** START **

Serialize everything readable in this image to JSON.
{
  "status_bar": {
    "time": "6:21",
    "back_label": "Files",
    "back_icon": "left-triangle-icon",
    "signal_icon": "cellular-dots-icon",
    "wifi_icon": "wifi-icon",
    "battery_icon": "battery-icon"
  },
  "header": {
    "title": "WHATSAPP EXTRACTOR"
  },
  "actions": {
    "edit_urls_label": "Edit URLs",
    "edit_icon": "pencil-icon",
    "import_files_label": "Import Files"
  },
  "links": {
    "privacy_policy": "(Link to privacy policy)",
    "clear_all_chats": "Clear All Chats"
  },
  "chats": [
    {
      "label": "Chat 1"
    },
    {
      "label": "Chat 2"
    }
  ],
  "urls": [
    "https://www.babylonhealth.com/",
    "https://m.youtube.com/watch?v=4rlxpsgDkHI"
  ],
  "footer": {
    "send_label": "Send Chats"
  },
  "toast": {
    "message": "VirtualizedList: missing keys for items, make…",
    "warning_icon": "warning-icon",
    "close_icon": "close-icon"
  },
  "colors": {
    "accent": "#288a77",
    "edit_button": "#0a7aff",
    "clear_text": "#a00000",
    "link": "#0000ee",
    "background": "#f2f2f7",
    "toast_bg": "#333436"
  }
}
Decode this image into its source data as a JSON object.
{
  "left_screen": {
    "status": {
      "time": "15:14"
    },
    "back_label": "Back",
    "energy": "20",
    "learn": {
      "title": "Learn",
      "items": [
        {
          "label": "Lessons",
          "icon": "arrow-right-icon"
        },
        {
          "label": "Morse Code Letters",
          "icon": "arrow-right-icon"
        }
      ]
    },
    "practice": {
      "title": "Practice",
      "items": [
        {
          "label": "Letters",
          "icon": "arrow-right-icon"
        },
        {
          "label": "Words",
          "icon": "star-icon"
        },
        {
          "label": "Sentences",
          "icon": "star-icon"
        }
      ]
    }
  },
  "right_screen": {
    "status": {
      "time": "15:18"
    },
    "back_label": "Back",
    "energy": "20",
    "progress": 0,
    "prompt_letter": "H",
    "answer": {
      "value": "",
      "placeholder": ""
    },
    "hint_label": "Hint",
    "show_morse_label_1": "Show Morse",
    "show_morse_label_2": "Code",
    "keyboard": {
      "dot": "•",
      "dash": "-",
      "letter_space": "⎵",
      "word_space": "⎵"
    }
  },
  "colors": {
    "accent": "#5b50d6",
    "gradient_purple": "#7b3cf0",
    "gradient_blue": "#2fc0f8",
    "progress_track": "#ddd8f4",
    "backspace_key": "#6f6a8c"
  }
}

** END **

- Instructions to follow:
Write out every line exactly as it stands.

- Answer in full:
Serialize everything readable in this image to JSON.
{
  "status_bar": {
    "time": "6:21",
    "back_label": "Files",
    "back_icon": "left-triangle-icon",
    "signal_icon": "cellular-dots-icon",
    "wifi_icon": "wifi-icon",
    "battery_icon": "battery-icon"
  },
  "header": {
    "title": "WHATSAPP EXTRACTOR"
  },
  "actions": {
    "edit_urls_label": "Edit URLs",
    "edit_icon": "pencil-icon",
    "import_files_label": "Import Files"
  },
  "links": {
    "privacy_policy": "(Link to privacy policy)",
    "clear_all_chats": "Clear All Chats"
  },
  "chats": [
    {
      "label": "Chat 1"
    },
    {
      "label": "Chat 2"
    }
  ],
  "urls": [
    "https://www.babylonhealth.com/",
    "https://m.youtube.com/watch?v=4rlxpsgDkHI"
  ],
  "footer": {
    "send_label": "Send Chats"
  },
  "toast": {
    "message": "VirtualizedList: missing keys for items, make…",
    "warning_icon": "warning-icon",
    "close_icon": "close-icon"
  },
  "colors": {
    "accent": "#288a77",
    "edit_button": "#0a7aff",
    "clear_text": "#a00000",
    "link": "#0000ee",
    "background": "#f2f2f7",
    "toast_bg": "#333436"
  }
}
Decode this image into its source data as a JSON object.
{
  "left_screen": {
    "status": {
      "time": "15:14"
    },
    "back_label": "Back",
    "energy": "20",
    "learn": {
      "title": "Learn",
      "items": [
        {
          "label": "Lessons",
          "icon": "arrow-right-icon"
        },
        {
          "label": "Morse Code Letters",
          "icon": "arrow-right-icon"
        }
      ]
    },
    "practice": {
      "title": "Practice",
      "items": [
        {
          "label": "Letters",
          "icon": "arrow-right-icon"
        },
        {
          "label": "Words",
          "icon": "star-icon"
        },
        {
          "label": "Sentences",
          "icon": "star-icon"
        }
      ]
    }
  },
  "right_screen": {
    "status": {
      "time": "15:18"
    },
    "back_label": "Back",
    "energy": "20",
    "progress": 0,
    "prompt_letter": "H",
    "answer": {
      "value": "",
      "placeholder": ""
    },
    "hint_label": "Hint",
    "show_morse_label_1": "Show Morse",
    "show_morse_label_2": "Code",
    "keyboard": {
      "dot": "•",
      "dash": "-",
      "letter_space": "⎵",
      "word_space": "⎵"
    }
  },
  "colors": {
    "accent": "#5b50d6",
    "gradient_purple": "#7b3cf0",
    "gradient_blue": "#2fc0f8",
    "progress_track": "#ddd8f4",
    "backspace_key": "#6f6a8c"
  }
}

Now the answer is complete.